Prosegui il brano sulla riforma elettorale in Nuova Zelanda e Gran Bretagna, riprendendo subito dopo l'ultima frase riportata.

# [BRANO DI LETTURA]
※ ※ ※
A me sembra sia giunto il momento di riflettere seriamente su un percorso virtuoso per evitare che ci si impantani in rinnovati e sterili dibattiti all’interno del ceto politico; o che si ritorni alla rozza strategia del referendum abrogativo, che ha caratterizzato la crisi di regime degli anni ‘90. L’esempio comparatistico offre la possibilità di meditare su percorsi tendenzialmente razionali anche all’interno della polemicità dell’argomento. In questa dimensione è- a mio avviso- interessante analizzare per prima cosa la strada esplorata circa venti anni fa dalla Nuova Zelanda e oggi ,in maniera seppur differente, dalla stessa Gran Bretagna, per ipotizzare una road map adatta alla situazione italiana, che coinvolga sia le strutture di partito,sia le istituzioni. Da simili esempi è possibile trarre suggestioni operative per il nostro ordinamento.
3. Gli esempi neozelandese e britannico – Durante gli anni ‘80 in Nuova Zelanda il Governo laburista di David Russel Lange, insoddisfatto delle prestazioni del plurality (che aveva fatto divenire l’ordinamento neozelandese -a detta di Lijphart- l’esempio classico del modello Westminster,ma che aveva anche per ben due volte premiato con la maggioranza dei seggi la formazione con la minoranza dei voti), decise di modificare il sistema elettorale in senso stretto. La innovazione elettorale venne introdotta attraverso l’intervento combinato di esperti(la Royal Commission on the Electoral System, che provvide a redigere un rapporto rilevante per il percorso successivo), del Corpo elettorale (attraverso due consultazioni referendarie nel 1992 e nel 1993) e del legislativo, che introdusse la nuova legge elettorale ( un meccanismo di tipo tedesco con clausola di esclusione),riformando quella del 1956, che aveva previsto la necessità del referendum.
※ ※ ※
# [MATERIALE FORNITO]
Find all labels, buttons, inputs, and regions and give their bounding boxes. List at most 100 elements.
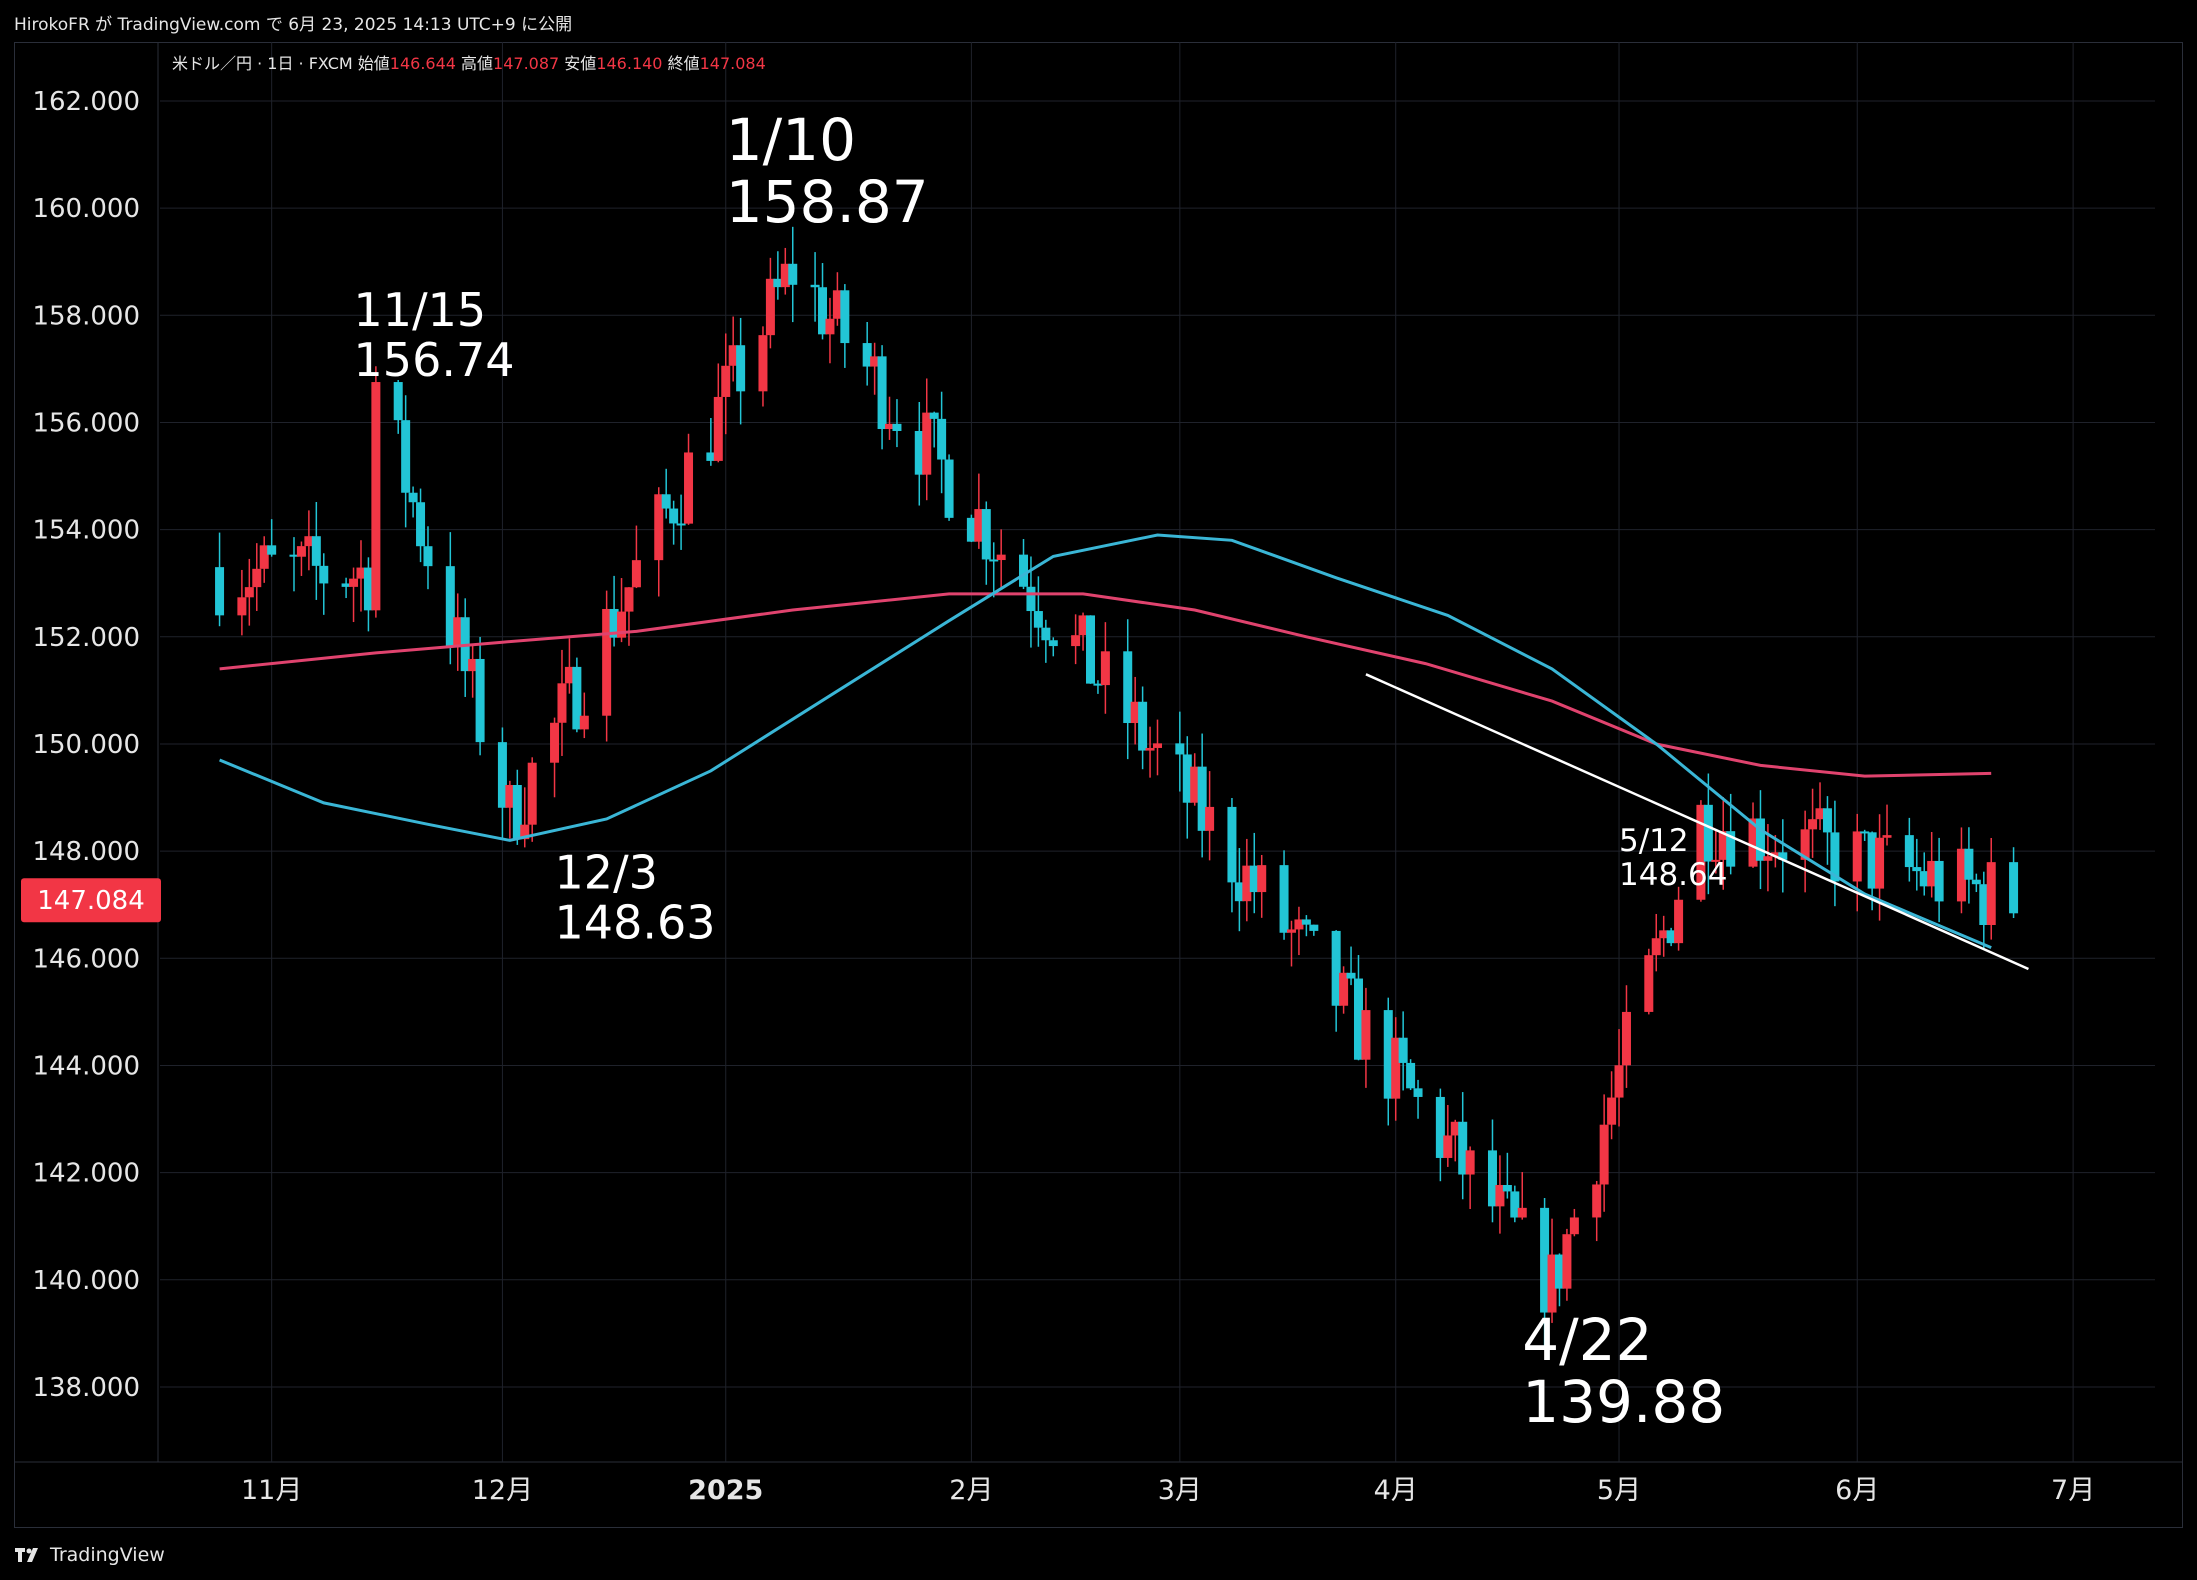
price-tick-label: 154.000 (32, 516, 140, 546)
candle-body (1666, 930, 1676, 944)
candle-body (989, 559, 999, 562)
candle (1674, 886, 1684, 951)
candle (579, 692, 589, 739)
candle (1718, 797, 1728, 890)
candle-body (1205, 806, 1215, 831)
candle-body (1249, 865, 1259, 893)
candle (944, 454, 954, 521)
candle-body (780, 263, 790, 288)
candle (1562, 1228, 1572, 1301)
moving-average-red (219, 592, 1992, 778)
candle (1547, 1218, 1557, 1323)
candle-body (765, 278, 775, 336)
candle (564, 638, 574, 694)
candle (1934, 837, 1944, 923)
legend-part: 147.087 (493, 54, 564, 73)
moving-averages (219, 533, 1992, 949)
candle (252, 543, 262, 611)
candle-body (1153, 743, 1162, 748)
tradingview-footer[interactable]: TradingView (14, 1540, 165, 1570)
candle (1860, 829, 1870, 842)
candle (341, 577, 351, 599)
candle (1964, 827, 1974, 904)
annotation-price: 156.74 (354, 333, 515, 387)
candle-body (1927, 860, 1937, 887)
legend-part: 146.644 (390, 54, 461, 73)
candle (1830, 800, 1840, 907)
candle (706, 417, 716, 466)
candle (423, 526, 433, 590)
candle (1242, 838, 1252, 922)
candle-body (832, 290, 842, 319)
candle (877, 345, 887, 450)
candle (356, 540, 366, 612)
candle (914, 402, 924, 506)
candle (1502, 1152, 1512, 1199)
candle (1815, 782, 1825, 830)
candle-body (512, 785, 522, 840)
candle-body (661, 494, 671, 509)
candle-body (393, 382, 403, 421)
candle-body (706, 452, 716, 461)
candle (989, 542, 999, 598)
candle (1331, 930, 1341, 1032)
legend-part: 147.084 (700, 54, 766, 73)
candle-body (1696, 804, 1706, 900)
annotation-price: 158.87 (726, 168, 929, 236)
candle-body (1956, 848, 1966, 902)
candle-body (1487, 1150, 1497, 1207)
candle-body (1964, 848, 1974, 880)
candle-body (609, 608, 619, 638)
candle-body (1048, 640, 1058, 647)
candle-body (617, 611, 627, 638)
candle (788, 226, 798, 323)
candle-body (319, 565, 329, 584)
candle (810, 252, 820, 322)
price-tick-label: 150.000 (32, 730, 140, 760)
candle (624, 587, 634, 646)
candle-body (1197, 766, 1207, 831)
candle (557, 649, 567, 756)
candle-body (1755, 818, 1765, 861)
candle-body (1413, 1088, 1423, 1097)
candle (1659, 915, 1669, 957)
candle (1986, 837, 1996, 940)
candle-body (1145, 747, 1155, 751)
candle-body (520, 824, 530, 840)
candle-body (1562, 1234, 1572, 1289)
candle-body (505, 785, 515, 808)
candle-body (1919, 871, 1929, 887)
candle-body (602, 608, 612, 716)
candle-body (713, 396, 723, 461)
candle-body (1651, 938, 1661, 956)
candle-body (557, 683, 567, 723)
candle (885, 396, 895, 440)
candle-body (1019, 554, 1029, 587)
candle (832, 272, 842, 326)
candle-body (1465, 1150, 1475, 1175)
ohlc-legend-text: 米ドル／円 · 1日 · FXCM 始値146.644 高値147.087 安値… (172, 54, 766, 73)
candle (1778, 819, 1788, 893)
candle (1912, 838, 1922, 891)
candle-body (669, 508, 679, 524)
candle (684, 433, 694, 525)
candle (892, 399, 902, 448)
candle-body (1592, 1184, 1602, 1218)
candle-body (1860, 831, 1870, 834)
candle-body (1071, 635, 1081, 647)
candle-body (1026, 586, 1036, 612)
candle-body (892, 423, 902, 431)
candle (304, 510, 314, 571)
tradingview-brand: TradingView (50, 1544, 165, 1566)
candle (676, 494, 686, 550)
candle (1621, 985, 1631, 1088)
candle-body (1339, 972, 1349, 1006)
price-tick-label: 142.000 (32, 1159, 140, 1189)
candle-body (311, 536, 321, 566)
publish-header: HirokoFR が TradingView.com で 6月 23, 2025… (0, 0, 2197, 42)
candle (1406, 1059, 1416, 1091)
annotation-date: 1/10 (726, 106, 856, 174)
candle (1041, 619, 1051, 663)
※ ※ ※
# [ESITO DEL COMPITO]
In Gran Bretagna la nuova coalizione di governo, formatasi dopo le recenti elezioni del 2010, non soltanto sta blindando la legislatura con un progetto di legge relativo alla durata della stessa fino al 2015, ma – soprattutto – ha previsto che – con un ulteriore progetto in discussione in queste settimane davanti alle Camere- nel maggio dell’anno prossimo si tenga un referendum popolare per il mutamento del sistema elettorale in senso stretto. Il First Past the Post (FPP, ovvero il classico plurality) verrebbe sostituito con il sistema del voto alternativo in collegio uninominale , meccanismo utilizzato dagli anni Venti in Australia per la House of Representatives. Una simile innovazione (per sintetizzare:un doppio turno in turno unico) certifica, da un lato, la politicità delle scelte in materia, dall’altro la sostanziale chiarezza del percorso intrapreso sia sotto il profilo costituzionale che della comprensibilità.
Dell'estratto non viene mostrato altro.